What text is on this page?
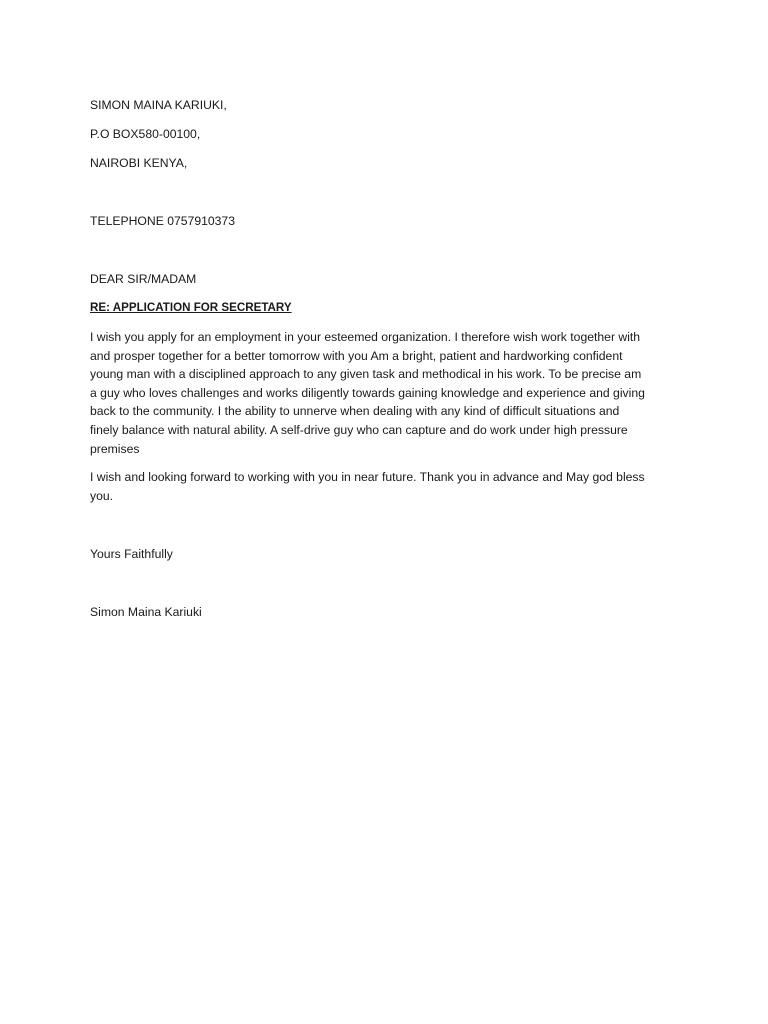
SIMON MAINA KARIUKI,
P.O BOX580-00100,
NAIROBI KENYA,
TELEPHONE 0757910373
DEAR SIR/MADAM
RE: APPLICATION FOR SECRETARY
I wish you apply for an employment in your esteemed organization. I therefore wish work together with
and prosper together for a better tomorrow with you Am a bright, patient and hardworking confident
young man with a disciplined approach to any given task and methodical in his work. To be precise am
a guy who loves challenges and works diligently towards gaining knowledge and experience and giving
back to the community. I the ability to unnerve when dealing with any kind of difficult situations and
finely balance with natural ability. A self-drive guy who can capture and do work under high pressure
premises
I wish and looking forward to working with you in near future. Thank you in advance and May god bless
you.
Yours Faithfully
Simon Maina Kariuki
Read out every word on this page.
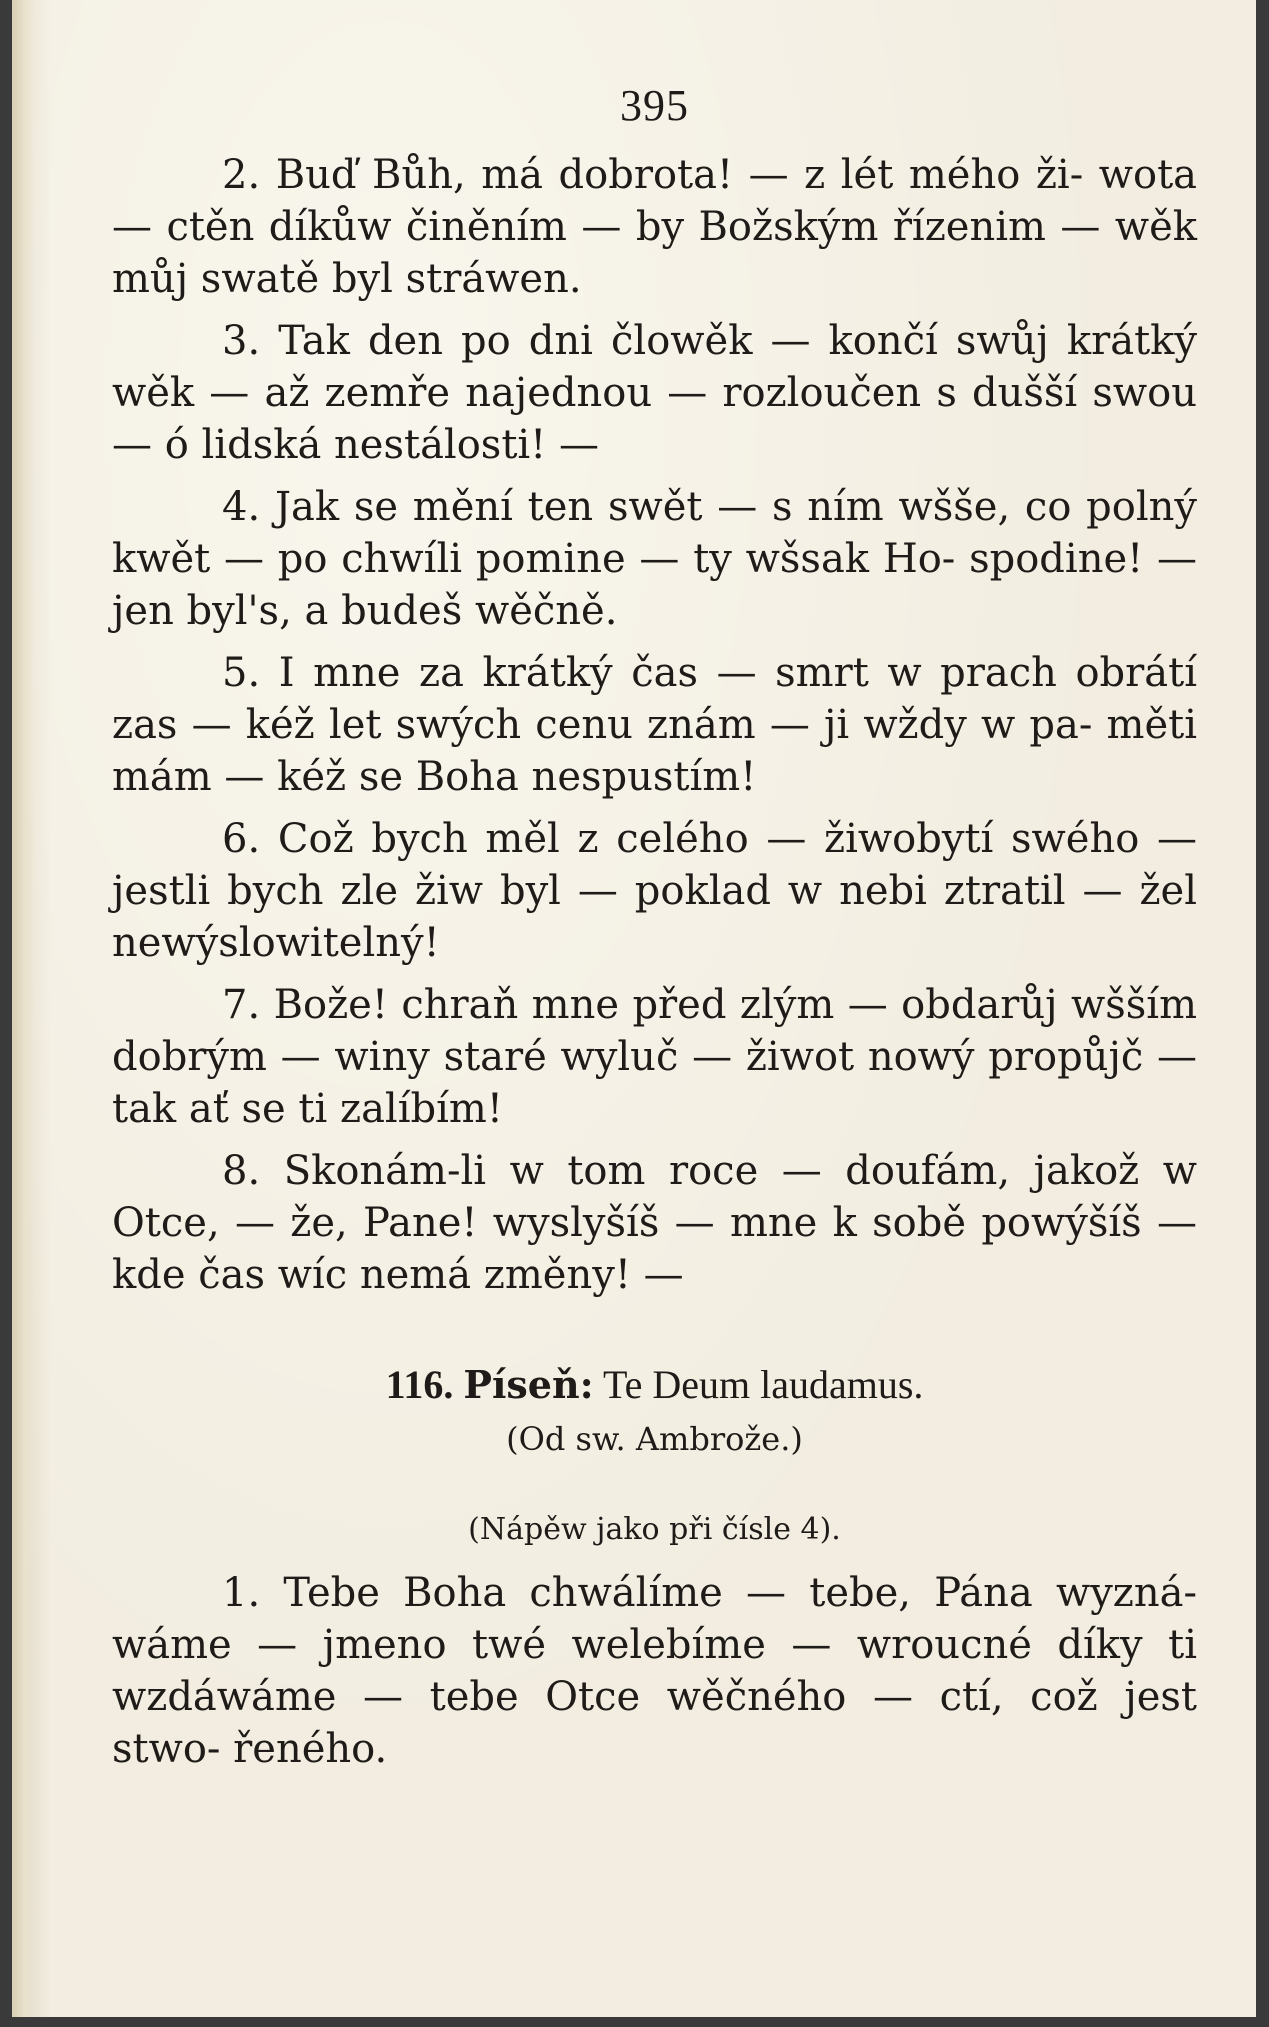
395
2. Buď Bůh, má dobrota! — z lét mého ži- wota — ctěn díkůw činěním — by Božským řízenim — wěk můj swatě byl stráwen.
3. Tak den po dni člowěk — končí swůj krátký wěk — až zemře najednou — rozloučen s dušší swou — ó lidská nestálosti! —
4. Jak se mění ten swět — s ním wšše, co polný kwět — po chwíli pomine — ty wšsak Ho- spodine! — jen byl's, a budeš wěčně.
5. I mne za krátký čas — smrt w prach obrátí zas — kéž let swých cenu znám — ji wždy w pa- měti mám — kéž se Boha nespustím!
6. Což bych měl z celého — žiwobytí swého — jestli bych zle žiw byl — poklad w nebi ztratil — žel newýslowitelný!
7. Bože! chraň mne před zlým — obdarůj wšším dobrým — winy staré wyluč — žiwot nowý propůjč — tak ať se ti zalíbím!
8. Skonám-li w tom roce — doufám, jakož w Otce, — že, Pane! wyslyšíš — mne k sobě powýšíš — kde čas wíc nemá změny! —
116. Píseň: Te Deum laudamus.
(Od sw. Ambrože.)
(Nápěw jako při čísle 4).
1. Tebe Boha chwálíme — tebe, Pána wyzná- wáme — jmeno twé welebíme — wroucné díky ti wzdáwáme — tebe Otce wěčného — ctí, což jest stwo- řeného.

** Given exercise **
Print every entry exactly as written, without the pictures.

** Written solution **
What text is on this page?
SIMON MAINA KARIUKI,
P.O BOX580-00100,
NAIROBI KENYA,
TELEPHONE 0757910373
DEAR SIR/MADAM
RE: APPLICATION FOR SECRETARY
I wish you apply for an employment in your esteemed organization. I therefore wish work together with
and prosper together for a better tomorrow with you Am a bright, patient and hardworking confident
young man with a disciplined approach to any given task and methodical in his work. To be precise am
a guy who loves challenges and works diligently towards gaining knowledge and experience and giving
back to the community. I the ability to unnerve when dealing with any kind of difficult situations and
finely balance with natural ability. A self-drive guy who can capture and do work under high pressure
premises
I wish and looking forward to working with you in near future. Thank you in advance and May god bless
you.
Yours Faithfully
Simon Maina Kariuki
Read out every word on this page.
395
2. Buď Bůh, má dobrota! — z lét mého ži- wota — ctěn díkůw činěním — by Božským řízenim — wěk můj swatě byl stráwen.
3. Tak den po dni člowěk — končí swůj krátký wěk — až zemře najednou — rozloučen s dušší swou — ó lidská nestálosti! —
4. Jak se mění ten swět — s ním wšše, co polný kwět — po chwíli pomine — ty wšsak Ho- spodine! — jen byl's, a budeš wěčně.
5. I mne za krátký čas — smrt w prach obrátí zas — kéž let swých cenu znám — ji wždy w pa- měti mám — kéž se Boha nespustím!
6. Což bych měl z celého — žiwobytí swého — jestli bych zle žiw byl — poklad w nebi ztratil — žel newýslowitelný!
7. Bože! chraň mne před zlým — obdarůj wšším dobrým — winy staré wyluč — žiwot nowý propůjč — tak ať se ti zalíbím!
8. Skonám-li w tom roce — doufám, jakož w Otce, — že, Pane! wyslyšíš — mne k sobě powýšíš — kde čas wíc nemá změny! —
116. Píseň: Te Deum laudamus.
(Od sw. Ambrože.)
(Nápěw jako při čísle 4).
1. Tebe Boha chwálíme — tebe, Pána wyzná- wáme — jmeno twé welebíme — wroucné díky ti wzdáwáme — tebe Otce wěčného — ctí, což jest stwo- řeného.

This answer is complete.